Dataset records
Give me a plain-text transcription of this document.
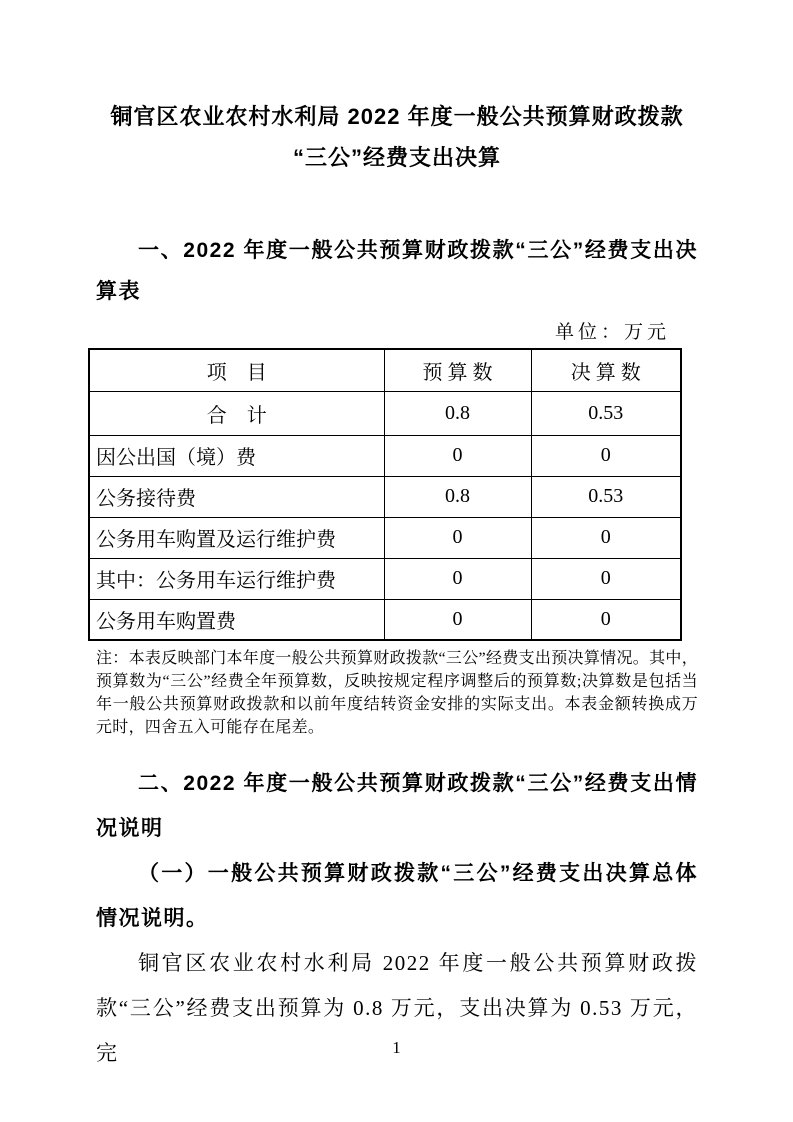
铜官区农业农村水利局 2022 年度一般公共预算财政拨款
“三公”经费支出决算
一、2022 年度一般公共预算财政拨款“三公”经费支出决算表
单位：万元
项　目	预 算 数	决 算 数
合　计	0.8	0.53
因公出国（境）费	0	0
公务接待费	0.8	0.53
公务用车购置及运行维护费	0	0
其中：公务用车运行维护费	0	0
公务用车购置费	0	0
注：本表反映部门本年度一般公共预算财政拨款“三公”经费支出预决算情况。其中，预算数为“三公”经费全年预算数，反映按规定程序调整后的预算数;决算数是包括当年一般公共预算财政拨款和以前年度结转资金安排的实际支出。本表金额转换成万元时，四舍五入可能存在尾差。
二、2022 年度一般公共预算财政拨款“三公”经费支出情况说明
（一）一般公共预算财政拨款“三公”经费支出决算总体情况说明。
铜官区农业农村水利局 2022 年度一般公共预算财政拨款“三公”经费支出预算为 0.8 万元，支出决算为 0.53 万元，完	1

What is being asked:
Quote the records in their entirety, keeping the wording exact and excluding pictures.

Answer below:
Give me a plain-text transcription of this document.
铜官区农业农村水利局 2022 年度一般公共预算财政拨款
“三公”经费支出决算
一、2022 年度一般公共预算财政拨款“三公”经费支出决算表
单位：万元
项　目	预 算 数	决 算 数
合　计	0.8	0.53
因公出国（境）费	0	0
公务接待费	0.8	0.53
公务用车购置及运行维护费	0	0
其中：公务用车运行维护费	0	0
公务用车购置费	0	0
注：本表反映部门本年度一般公共预算财政拨款“三公”经费支出预决算情况。其中，预算数为“三公”经费全年预算数，反映按规定程序调整后的预算数;决算数是包括当年一般公共预算财政拨款和以前年度结转资金安排的实际支出。本表金额转换成万元时，四舍五入可能存在尾差。
二、2022 年度一般公共预算财政拨款“三公”经费支出情况说明
（一）一般公共预算财政拨款“三公”经费支出决算总体情况说明。
铜官区农业农村水利局 2022 年度一般公共预算财政拨款“三公”经费支出预算为 0.8 万元，支出决算为 0.53 万元，完	1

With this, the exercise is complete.